* _CHALLENGE_: Output all of the data below exactly as given.

(Collected data entries)
****************

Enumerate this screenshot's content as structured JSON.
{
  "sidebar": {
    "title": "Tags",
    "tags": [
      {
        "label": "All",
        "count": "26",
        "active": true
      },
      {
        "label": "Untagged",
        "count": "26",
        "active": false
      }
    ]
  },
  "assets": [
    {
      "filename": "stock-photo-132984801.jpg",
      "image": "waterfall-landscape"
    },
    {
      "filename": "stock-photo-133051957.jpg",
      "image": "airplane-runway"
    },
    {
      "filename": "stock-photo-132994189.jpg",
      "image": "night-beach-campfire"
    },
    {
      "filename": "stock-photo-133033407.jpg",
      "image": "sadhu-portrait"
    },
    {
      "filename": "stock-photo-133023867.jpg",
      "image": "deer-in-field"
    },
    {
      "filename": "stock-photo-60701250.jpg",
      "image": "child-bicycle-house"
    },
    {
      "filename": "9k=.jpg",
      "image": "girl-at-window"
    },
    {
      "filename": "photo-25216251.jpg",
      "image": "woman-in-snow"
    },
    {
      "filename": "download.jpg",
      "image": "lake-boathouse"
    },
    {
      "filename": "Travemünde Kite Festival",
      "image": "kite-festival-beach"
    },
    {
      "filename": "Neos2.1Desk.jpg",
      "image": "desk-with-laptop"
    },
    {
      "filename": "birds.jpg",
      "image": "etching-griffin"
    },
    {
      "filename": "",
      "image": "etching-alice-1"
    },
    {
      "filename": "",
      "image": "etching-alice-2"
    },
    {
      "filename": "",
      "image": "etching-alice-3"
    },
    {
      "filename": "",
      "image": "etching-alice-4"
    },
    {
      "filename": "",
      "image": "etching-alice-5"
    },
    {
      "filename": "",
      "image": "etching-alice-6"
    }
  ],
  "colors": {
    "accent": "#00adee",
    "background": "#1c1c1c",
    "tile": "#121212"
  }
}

****************

* _WRITTEN RESPONSE_:
Enumerate this screenshot's content as structured JSON.
{
  "sidebar": {
    "title": "Tags",
    "tags": [
      {
        "label": "All",
        "count": "26",
        "active": true
      },
      {
        "label": "Untagged",
        "count": "26",
        "active": false
      }
    ]
  },
  "assets": [
    {
      "filename": "stock-photo-132984801.jpg",
      "image": "waterfall-landscape"
    },
    {
      "filename": "stock-photo-133051957.jpg",
      "image": "airplane-runway"
    },
    {
      "filename": "stock-photo-132994189.jpg",
      "image": "night-beach-campfire"
    },
    {
      "filename": "stock-photo-133033407.jpg",
      "image": "sadhu-portrait"
    },
    {
      "filename": "stock-photo-133023867.jpg",
      "image": "deer-in-field"
    },
    {
      "filename": "stock-photo-60701250.jpg",
      "image": "child-bicycle-house"
    },
    {
      "filename": "9k=.jpg",
      "image": "girl-at-window"
    },
    {
      "filename": "photo-25216251.jpg",
      "image": "woman-in-snow"
    },
    {
      "filename": "download.jpg",
      "image": "lake-boathouse"
    },
    {
      "filename": "Travemünde Kite Festival",
      "image": "kite-festival-beach"
    },
    {
      "filename": "Neos2.1Desk.jpg",
      "image": "desk-with-laptop"
    },
    {
      "filename": "birds.jpg",
      "image": "etching-griffin"
    },
    {
      "filename": "",
      "image": "etching-alice-1"
    },
    {
      "filename": "",
      "image": "etching-alice-2"
    },
    {
      "filename": "",
      "image": "etching-alice-3"
    },
    {
      "filename": "",
      "image": "etching-alice-4"
    },
    {
      "filename": "",
      "image": "etching-alice-5"
    },
    {
      "filename": "",
      "image": "etching-alice-6"
    }
  ],
  "colors": {
    "accent": "#00adee",
    "background": "#1c1c1c",
    "tile": "#121212"
  }
}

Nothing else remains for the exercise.